* _TASK BRIEF_
Each line of the material below should be reproduced exactly.

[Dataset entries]
──────────
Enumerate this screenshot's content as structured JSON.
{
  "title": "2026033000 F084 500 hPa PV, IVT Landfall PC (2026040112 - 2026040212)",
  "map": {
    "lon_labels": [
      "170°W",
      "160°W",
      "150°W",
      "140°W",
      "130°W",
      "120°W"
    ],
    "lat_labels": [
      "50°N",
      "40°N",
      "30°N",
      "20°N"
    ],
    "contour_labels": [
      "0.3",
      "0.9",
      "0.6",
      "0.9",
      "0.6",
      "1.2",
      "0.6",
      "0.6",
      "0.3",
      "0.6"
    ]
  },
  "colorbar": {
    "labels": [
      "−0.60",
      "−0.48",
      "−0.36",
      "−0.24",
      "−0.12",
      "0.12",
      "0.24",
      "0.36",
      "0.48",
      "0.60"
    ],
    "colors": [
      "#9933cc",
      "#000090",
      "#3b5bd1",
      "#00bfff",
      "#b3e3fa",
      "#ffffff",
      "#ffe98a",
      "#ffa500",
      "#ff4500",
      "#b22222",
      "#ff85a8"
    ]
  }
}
──────────
* _ANSWER TO THIS EXERCISE_
Enumerate this screenshot's content as structured JSON.
{
  "title": "2026033000 F084 500 hPa PV, IVT Landfall PC (2026040112 - 2026040212)",
  "map": {
    "lon_labels": [
      "170°W",
      "160°W",
      "150°W",
      "140°W",
      "130°W",
      "120°W"
    ],
    "lat_labels": [
      "50°N",
      "40°N",
      "30°N",
      "20°N"
    ],
    "contour_labels": [
      "0.3",
      "0.9",
      "0.6",
      "0.9",
      "0.6",
      "1.2",
      "0.6",
      "0.6",
      "0.3",
      "0.6"
    ]
  },
  "colorbar": {
    "labels": [
      "−0.60",
      "−0.48",
      "−0.36",
      "−0.24",
      "−0.12",
      "0.12",
      "0.24",
      "0.36",
      "0.48",
      "0.60"
    ],
    "colors": [
      "#9933cc",
      "#000090",
      "#3b5bd1",
      "#00bfff",
      "#b3e3fa",
      "#ffffff",
      "#ffe98a",
      "#ffa500",
      "#ff4500",
      "#b22222",
      "#ff85a8"
    ]
  }
}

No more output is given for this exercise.